▶ **Recorded data**
— start —
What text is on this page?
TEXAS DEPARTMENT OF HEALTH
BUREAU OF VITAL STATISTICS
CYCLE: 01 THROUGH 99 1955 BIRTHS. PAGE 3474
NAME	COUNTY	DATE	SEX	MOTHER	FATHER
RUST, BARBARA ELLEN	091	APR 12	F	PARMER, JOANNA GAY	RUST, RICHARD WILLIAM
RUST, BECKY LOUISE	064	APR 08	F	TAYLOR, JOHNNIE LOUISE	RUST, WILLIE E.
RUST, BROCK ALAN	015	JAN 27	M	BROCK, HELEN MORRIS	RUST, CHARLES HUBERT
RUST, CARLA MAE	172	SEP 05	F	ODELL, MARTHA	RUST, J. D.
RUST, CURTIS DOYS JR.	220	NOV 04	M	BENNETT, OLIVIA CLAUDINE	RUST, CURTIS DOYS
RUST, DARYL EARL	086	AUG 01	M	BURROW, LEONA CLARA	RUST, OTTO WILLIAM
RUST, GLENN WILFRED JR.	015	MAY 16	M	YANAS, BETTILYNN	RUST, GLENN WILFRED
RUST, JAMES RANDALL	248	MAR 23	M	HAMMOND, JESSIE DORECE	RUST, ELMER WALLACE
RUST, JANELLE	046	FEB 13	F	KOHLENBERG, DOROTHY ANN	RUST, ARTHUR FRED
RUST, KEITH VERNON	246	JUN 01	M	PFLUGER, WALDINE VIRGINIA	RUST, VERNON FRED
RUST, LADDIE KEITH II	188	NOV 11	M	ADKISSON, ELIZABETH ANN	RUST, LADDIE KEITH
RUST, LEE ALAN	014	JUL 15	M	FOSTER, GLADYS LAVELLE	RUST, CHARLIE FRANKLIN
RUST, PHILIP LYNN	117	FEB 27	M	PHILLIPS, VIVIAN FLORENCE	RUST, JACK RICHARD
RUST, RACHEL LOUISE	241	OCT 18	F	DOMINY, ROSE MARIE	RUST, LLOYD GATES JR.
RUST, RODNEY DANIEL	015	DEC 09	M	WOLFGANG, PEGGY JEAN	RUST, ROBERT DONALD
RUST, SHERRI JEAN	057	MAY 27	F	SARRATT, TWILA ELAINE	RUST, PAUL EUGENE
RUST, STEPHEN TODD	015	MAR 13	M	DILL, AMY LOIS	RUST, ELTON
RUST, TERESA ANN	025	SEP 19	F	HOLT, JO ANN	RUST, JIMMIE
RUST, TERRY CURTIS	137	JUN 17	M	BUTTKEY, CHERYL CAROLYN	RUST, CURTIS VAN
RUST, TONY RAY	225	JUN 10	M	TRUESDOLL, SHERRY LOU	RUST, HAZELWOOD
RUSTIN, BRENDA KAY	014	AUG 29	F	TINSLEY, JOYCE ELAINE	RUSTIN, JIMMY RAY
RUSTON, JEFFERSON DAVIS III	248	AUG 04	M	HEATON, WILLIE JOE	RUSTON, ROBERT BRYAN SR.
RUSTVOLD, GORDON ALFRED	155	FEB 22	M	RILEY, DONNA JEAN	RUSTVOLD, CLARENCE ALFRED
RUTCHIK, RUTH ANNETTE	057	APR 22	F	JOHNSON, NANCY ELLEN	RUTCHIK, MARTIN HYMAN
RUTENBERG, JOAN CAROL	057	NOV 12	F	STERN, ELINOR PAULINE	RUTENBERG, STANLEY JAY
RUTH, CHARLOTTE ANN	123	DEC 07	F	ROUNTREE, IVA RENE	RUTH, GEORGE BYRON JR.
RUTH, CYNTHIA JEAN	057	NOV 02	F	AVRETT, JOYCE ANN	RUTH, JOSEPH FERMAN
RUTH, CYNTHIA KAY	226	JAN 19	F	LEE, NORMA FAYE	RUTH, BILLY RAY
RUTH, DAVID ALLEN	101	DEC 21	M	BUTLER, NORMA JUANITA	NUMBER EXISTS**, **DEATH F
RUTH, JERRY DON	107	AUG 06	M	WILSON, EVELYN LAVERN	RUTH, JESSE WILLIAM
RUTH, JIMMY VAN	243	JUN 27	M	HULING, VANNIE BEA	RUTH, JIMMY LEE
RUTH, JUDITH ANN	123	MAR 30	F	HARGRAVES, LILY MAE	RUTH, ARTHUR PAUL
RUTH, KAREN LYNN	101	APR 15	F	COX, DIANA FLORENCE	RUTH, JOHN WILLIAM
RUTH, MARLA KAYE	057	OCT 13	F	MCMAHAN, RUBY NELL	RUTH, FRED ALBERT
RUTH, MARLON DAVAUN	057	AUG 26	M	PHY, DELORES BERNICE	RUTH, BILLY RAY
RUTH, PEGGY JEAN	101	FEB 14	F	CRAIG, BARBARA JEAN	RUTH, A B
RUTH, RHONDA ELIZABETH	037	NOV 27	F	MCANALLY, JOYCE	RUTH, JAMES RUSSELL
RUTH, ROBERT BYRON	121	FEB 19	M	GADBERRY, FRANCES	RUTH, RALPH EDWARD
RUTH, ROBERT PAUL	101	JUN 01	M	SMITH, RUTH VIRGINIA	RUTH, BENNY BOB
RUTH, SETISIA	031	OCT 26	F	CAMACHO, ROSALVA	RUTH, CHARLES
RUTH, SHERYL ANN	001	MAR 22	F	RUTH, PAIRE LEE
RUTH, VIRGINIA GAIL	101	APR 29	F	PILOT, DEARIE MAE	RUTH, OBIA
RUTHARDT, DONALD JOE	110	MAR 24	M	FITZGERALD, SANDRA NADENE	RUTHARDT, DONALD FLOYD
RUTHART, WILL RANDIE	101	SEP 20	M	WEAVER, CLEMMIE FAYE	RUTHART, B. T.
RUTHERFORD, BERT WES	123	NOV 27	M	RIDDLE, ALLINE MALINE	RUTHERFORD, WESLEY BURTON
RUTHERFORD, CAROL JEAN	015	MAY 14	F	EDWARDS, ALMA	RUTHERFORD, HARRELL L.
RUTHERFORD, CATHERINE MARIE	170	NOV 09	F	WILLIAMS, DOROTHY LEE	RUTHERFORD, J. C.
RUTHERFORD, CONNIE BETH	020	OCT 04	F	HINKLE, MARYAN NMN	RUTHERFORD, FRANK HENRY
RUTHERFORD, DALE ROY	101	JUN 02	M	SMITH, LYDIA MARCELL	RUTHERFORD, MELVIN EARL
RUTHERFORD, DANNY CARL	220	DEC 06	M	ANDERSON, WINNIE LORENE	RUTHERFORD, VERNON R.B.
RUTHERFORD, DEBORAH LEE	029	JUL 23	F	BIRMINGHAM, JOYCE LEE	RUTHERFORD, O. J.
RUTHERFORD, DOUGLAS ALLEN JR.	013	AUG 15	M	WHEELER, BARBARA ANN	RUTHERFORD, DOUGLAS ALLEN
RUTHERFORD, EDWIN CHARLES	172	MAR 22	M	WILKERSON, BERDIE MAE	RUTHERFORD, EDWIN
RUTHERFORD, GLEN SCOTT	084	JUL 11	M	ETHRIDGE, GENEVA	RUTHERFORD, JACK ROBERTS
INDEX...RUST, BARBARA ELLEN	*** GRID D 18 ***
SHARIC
— end —
▶ **PROBLEM STATEMENT**
Print every record above exactly as written.

▶ **THE SOLUTION**
What text is on this page?
TEXAS DEPARTMENT OF HEALTH
BUREAU OF VITAL STATISTICS
CYCLE: 01 THROUGH 99 1955 BIRTHS. PAGE 3474
NAME	COUNTY	DATE	SEX	MOTHER	FATHER
RUST, BARBARA ELLEN	091	APR 12	F	PARMER, JOANNA GAY	RUST, RICHARD WILLIAM
RUST, BECKY LOUISE	064	APR 08	F	TAYLOR, JOHNNIE LOUISE	RUST, WILLIE E.
RUST, BROCK ALAN	015	JAN 27	M	BROCK, HELEN MORRIS	RUST, CHARLES HUBERT
RUST, CARLA MAE	172	SEP 05	F	ODELL, MARTHA	RUST, J. D.
RUST, CURTIS DOYS JR.	220	NOV 04	M	BENNETT, OLIVIA CLAUDINE	RUST, CURTIS DOYS
RUST, DARYL EARL	086	AUG 01	M	BURROW, LEONA CLARA	RUST, OTTO WILLIAM
RUST, GLENN WILFRED JR.	015	MAY 16	M	YANAS, BETTILYNN	RUST, GLENN WILFRED
RUST, JAMES RANDALL	248	MAR 23	M	HAMMOND, JESSIE DORECE	RUST, ELMER WALLACE
RUST, JANELLE	046	FEB 13	F	KOHLENBERG, DOROTHY ANN	RUST, ARTHUR FRED
RUST, KEITH VERNON	246	JUN 01	M	PFLUGER, WALDINE VIRGINIA	RUST, VERNON FRED
RUST, LADDIE KEITH II	188	NOV 11	M	ADKISSON, ELIZABETH ANN	RUST, LADDIE KEITH
RUST, LEE ALAN	014	JUL 15	M	FOSTER, GLADYS LAVELLE	RUST, CHARLIE FRANKLIN
RUST, PHILIP LYNN	117	FEB 27	M	PHILLIPS, VIVIAN FLORENCE	RUST, JACK RICHARD
RUST, RACHEL LOUISE	241	OCT 18	F	DOMINY, ROSE MARIE	RUST, LLOYD GATES JR.
RUST, RODNEY DANIEL	015	DEC 09	M	WOLFGANG, PEGGY JEAN	RUST, ROBERT DONALD
RUST, SHERRI JEAN	057	MAY 27	F	SARRATT, TWILA ELAINE	RUST, PAUL EUGENE
RUST, STEPHEN TODD	015	MAR 13	M	DILL, AMY LOIS	RUST, ELTON
RUST, TERESA ANN	025	SEP 19	F	HOLT, JO ANN	RUST, JIMMIE
RUST, TERRY CURTIS	137	JUN 17	M	BUTTKEY, CHERYL CAROLYN	RUST, CURTIS VAN
RUST, TONY RAY	225	JUN 10	M	TRUESDOLL, SHERRY LOU	RUST, HAZELWOOD
RUSTIN, BRENDA KAY	014	AUG 29	F	TINSLEY, JOYCE ELAINE	RUSTIN, JIMMY RAY
RUSTON, JEFFERSON DAVIS III	248	AUG 04	M	HEATON, WILLIE JOE	RUSTON, ROBERT BRYAN SR.
RUSTVOLD, GORDON ALFRED	155	FEB 22	M	RILEY, DONNA JEAN	RUSTVOLD, CLARENCE ALFRED
RUTCHIK, RUTH ANNETTE	057	APR 22	F	JOHNSON, NANCY ELLEN	RUTCHIK, MARTIN HYMAN
RUTENBERG, JOAN CAROL	057	NOV 12	F	STERN, ELINOR PAULINE	RUTENBERG, STANLEY JAY
RUTH, CHARLOTTE ANN	123	DEC 07	F	ROUNTREE, IVA RENE	RUTH, GEORGE BYRON JR.
RUTH, CYNTHIA JEAN	057	NOV 02	F	AVRETT, JOYCE ANN	RUTH, JOSEPH FERMAN
RUTH, CYNTHIA KAY	226	JAN 19	F	LEE, NORMA FAYE	RUTH, BILLY RAY
RUTH, DAVID ALLEN	101	DEC 21	M	BUTLER, NORMA JUANITA	NUMBER EXISTS**, **DEATH F
RUTH, JERRY DON	107	AUG 06	M	WILSON, EVELYN LAVERN	RUTH, JESSE WILLIAM
RUTH, JIMMY VAN	243	JUN 27	M	HULING, VANNIE BEA	RUTH, JIMMY LEE
RUTH, JUDITH ANN	123	MAR 30	F	HARGRAVES, LILY MAE	RUTH, ARTHUR PAUL
RUTH, KAREN LYNN	101	APR 15	F	COX, DIANA FLORENCE	RUTH, JOHN WILLIAM
RUTH, MARLA KAYE	057	OCT 13	F	MCMAHAN, RUBY NELL	RUTH, FRED ALBERT
RUTH, MARLON DAVAUN	057	AUG 26	M	PHY, DELORES BERNICE	RUTH, BILLY RAY
RUTH, PEGGY JEAN	101	FEB 14	F	CRAIG, BARBARA JEAN	RUTH, A B
RUTH, RHONDA ELIZABETH	037	NOV 27	F	MCANALLY, JOYCE	RUTH, JAMES RUSSELL
RUTH, ROBERT BYRON	121	FEB 19	M	GADBERRY, FRANCES	RUTH, RALPH EDWARD
RUTH, ROBERT PAUL	101	JUN 01	M	SMITH, RUTH VIRGINIA	RUTH, BENNY BOB
RUTH, SETISIA	031	OCT 26	F	CAMACHO, ROSALVA	RUTH, CHARLES
RUTH, SHERYL ANN	001	MAR 22	F	RUTH, PAIRE LEE
RUTH, VIRGINIA GAIL	101	APR 29	F	PILOT, DEARIE MAE	RUTH, OBIA
RUTHARDT, DONALD JOE	110	MAR 24	M	FITZGERALD, SANDRA NADENE	RUTHARDT, DONALD FLOYD
RUTHART, WILL RANDIE	101	SEP 20	M	WEAVER, CLEMMIE FAYE	RUTHART, B. T.
RUTHERFORD, BERT WES	123	NOV 27	M	RIDDLE, ALLINE MALINE	RUTHERFORD, WESLEY BURTON
RUTHERFORD, CAROL JEAN	015	MAY 14	F	EDWARDS, ALMA	RUTHERFORD, HARRELL L.
RUTHERFORD, CATHERINE MARIE	170	NOV 09	F	WILLIAMS, DOROTHY LEE	RUTHERFORD, J. C.
RUTHERFORD, CONNIE BETH	020	OCT 04	F	HINKLE, MARYAN NMN	RUTHERFORD, FRANK HENRY
RUTHERFORD, DALE ROY	101	JUN 02	M	SMITH, LYDIA MARCELL	RUTHERFORD, MELVIN EARL
RUTHERFORD, DANNY CARL	220	DEC 06	M	ANDERSON, WINNIE LORENE	RUTHERFORD, VERNON R.B.
RUTHERFORD, DEBORAH LEE	029	JUL 23	F	BIRMINGHAM, JOYCE LEE	RUTHERFORD, O. J.
RUTHERFORD, DOUGLAS ALLEN JR.	013	AUG 15	M	WHEELER, BARBARA ANN	RUTHERFORD, DOUGLAS ALLEN
RUTHERFORD, EDWIN CHARLES	172	MAR 22	M	WILKERSON, BERDIE MAE	RUTHERFORD, EDWIN
RUTHERFORD, GLEN SCOTT	084	JUL 11	M	ETHRIDGE, GENEVA	RUTHERFORD, JACK ROBERTS
INDEX...RUST, BARBARA ELLEN	*** GRID D 18 ***
SHARIC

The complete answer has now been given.